_GOAL_:
Report the count of lines that carry the string "right", and add nothing.

Entries from a dataset
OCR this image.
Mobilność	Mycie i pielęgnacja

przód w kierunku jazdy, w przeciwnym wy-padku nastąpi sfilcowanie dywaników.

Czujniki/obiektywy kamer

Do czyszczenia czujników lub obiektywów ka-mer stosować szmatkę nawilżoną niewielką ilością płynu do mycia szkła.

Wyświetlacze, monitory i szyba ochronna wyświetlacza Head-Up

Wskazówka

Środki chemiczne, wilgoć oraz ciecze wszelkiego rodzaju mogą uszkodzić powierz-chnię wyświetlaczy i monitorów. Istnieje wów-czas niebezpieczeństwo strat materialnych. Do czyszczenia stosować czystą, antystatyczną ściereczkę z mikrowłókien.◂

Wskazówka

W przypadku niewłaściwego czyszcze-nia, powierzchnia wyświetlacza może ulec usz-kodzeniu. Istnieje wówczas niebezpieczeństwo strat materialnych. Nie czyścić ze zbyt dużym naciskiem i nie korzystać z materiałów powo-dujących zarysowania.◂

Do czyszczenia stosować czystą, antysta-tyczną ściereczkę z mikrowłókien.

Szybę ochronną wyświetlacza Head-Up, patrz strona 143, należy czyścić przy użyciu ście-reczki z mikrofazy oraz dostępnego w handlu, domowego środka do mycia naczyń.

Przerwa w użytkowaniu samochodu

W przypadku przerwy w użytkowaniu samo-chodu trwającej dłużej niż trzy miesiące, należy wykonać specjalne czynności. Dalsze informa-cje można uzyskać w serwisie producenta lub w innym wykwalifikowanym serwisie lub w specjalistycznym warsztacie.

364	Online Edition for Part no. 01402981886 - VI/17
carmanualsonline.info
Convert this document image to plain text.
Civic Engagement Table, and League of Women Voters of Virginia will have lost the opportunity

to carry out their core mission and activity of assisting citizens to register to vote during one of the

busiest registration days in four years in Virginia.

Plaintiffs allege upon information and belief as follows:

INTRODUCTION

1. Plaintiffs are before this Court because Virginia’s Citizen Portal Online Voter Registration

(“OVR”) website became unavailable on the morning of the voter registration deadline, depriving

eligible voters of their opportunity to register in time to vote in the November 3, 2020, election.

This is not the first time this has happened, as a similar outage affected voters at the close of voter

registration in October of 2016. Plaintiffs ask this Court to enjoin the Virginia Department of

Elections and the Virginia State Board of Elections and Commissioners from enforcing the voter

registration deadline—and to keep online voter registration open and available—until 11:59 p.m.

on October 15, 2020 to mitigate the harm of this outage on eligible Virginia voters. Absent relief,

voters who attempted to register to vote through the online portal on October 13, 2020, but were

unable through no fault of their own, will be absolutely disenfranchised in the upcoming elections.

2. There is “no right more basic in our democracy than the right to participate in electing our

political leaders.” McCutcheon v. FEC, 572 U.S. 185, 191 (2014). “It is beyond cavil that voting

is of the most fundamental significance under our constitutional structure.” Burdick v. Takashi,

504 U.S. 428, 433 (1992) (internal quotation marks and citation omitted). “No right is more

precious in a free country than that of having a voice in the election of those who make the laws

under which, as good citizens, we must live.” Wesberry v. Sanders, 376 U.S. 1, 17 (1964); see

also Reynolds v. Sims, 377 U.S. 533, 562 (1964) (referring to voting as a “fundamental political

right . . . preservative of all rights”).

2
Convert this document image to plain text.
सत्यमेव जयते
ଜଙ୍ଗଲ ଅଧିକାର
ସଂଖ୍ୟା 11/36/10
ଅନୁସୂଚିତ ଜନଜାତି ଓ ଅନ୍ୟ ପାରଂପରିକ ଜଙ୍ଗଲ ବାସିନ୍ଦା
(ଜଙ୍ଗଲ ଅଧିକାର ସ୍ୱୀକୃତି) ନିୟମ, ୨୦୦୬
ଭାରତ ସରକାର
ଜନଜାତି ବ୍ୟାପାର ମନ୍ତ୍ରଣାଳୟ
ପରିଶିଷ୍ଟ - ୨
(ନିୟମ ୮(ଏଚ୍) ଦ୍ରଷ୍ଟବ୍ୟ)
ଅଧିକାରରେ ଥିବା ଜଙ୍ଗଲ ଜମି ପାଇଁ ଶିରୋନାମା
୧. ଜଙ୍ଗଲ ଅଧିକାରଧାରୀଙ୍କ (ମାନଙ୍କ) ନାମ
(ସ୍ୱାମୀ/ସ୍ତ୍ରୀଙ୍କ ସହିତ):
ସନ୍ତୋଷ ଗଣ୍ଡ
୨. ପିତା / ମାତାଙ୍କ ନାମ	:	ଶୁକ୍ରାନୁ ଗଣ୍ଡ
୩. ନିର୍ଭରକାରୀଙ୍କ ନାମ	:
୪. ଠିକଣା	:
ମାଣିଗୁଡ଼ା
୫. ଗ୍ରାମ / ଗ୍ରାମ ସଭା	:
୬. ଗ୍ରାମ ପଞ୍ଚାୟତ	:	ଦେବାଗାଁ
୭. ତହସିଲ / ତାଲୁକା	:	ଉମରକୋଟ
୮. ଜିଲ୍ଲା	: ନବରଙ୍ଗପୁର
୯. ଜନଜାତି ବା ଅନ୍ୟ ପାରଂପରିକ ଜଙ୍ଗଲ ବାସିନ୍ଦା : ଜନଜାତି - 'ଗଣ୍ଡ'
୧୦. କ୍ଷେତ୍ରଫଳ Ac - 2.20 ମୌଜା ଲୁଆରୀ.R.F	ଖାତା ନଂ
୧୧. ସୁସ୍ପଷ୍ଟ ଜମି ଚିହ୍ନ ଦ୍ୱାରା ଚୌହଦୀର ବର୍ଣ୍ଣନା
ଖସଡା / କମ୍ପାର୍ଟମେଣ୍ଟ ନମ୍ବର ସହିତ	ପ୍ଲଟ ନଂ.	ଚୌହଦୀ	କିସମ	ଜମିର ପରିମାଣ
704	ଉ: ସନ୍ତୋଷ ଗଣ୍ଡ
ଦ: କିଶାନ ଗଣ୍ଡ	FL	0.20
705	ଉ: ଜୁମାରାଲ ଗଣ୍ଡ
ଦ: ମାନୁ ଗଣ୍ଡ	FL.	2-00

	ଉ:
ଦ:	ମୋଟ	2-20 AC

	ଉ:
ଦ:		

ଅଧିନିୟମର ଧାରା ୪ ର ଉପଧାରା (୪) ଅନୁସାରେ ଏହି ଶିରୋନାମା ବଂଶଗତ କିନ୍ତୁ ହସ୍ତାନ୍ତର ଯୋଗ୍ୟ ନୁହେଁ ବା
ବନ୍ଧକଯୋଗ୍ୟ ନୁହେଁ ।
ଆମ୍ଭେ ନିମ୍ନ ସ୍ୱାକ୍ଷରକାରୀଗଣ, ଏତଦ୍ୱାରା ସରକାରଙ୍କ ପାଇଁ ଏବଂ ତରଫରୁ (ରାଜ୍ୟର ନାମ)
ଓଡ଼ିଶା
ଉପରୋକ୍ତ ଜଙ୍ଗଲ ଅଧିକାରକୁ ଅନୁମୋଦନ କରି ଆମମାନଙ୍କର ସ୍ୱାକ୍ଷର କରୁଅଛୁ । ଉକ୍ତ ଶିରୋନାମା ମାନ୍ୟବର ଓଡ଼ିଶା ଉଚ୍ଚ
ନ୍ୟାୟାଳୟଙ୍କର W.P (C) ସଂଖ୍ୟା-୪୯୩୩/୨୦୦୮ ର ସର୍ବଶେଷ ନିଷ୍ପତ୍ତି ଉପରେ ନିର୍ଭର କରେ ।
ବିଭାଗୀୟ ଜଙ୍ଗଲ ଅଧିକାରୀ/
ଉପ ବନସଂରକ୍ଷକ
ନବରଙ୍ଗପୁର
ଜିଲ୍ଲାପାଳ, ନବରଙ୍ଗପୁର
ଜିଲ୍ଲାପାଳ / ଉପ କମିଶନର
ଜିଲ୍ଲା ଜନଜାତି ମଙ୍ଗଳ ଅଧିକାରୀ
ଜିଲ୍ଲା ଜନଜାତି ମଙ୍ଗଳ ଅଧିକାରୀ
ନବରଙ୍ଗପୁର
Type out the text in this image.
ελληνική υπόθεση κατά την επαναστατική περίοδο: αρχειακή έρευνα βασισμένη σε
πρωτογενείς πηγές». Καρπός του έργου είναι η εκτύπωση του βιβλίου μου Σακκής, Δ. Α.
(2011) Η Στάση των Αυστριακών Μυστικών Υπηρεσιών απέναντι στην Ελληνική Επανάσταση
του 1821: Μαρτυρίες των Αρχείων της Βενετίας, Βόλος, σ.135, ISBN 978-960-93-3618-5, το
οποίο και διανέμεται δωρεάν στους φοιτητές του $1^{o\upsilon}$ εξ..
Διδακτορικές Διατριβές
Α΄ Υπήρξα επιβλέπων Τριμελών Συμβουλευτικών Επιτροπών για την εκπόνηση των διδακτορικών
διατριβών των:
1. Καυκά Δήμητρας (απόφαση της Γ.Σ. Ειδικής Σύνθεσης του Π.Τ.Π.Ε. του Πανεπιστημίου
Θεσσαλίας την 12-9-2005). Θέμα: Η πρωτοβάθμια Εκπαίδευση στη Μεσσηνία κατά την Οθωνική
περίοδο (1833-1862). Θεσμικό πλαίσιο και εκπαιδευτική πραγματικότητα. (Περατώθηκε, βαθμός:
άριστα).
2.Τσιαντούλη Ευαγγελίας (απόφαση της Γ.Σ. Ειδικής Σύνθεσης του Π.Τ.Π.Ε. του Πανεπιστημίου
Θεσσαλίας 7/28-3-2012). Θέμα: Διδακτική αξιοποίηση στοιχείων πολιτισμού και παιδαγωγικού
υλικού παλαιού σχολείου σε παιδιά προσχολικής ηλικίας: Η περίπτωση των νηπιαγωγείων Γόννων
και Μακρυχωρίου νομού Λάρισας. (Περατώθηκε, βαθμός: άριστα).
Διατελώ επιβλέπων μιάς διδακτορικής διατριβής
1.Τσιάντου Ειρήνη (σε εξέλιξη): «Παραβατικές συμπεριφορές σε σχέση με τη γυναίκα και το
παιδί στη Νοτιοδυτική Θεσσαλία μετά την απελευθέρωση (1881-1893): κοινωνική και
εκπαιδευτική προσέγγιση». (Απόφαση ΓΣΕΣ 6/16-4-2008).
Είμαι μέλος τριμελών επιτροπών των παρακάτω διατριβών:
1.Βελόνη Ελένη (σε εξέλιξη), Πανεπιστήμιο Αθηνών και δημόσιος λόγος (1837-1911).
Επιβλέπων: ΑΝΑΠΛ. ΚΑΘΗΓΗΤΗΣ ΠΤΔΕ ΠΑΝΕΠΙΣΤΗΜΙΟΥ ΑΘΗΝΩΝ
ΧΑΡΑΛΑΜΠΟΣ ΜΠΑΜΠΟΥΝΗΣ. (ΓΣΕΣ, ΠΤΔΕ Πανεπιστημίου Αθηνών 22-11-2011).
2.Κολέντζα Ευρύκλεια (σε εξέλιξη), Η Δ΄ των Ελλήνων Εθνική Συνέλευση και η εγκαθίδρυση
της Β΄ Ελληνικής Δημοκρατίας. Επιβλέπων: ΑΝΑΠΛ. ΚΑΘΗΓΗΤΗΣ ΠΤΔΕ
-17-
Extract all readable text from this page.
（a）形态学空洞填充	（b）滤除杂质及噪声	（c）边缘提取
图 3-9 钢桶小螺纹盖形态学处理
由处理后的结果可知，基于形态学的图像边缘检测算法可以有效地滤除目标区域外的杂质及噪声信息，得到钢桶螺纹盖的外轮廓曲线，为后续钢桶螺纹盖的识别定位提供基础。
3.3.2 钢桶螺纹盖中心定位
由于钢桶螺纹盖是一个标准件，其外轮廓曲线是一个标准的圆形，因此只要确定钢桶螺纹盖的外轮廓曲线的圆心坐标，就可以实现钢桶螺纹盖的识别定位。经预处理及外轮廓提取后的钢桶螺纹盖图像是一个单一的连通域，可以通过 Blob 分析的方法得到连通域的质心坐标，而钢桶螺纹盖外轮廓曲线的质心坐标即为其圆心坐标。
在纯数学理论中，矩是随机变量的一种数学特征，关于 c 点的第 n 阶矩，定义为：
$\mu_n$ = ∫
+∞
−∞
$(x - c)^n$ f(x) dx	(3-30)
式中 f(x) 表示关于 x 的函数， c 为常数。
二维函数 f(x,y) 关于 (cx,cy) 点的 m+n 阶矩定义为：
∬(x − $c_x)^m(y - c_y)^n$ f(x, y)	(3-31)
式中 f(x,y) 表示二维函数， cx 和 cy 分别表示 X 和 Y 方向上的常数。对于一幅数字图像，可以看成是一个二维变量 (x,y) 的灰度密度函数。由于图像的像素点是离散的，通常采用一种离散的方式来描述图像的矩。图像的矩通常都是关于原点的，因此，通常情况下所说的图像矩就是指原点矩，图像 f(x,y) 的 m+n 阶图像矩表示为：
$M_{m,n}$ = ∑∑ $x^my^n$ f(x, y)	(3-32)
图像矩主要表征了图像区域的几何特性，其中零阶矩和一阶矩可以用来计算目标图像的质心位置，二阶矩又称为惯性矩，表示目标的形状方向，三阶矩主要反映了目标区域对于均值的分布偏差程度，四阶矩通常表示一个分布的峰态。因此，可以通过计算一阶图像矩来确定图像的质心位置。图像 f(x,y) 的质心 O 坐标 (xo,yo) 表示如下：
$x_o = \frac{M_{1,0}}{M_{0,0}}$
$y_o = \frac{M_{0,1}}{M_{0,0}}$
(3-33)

_THE OUTPUT_:
3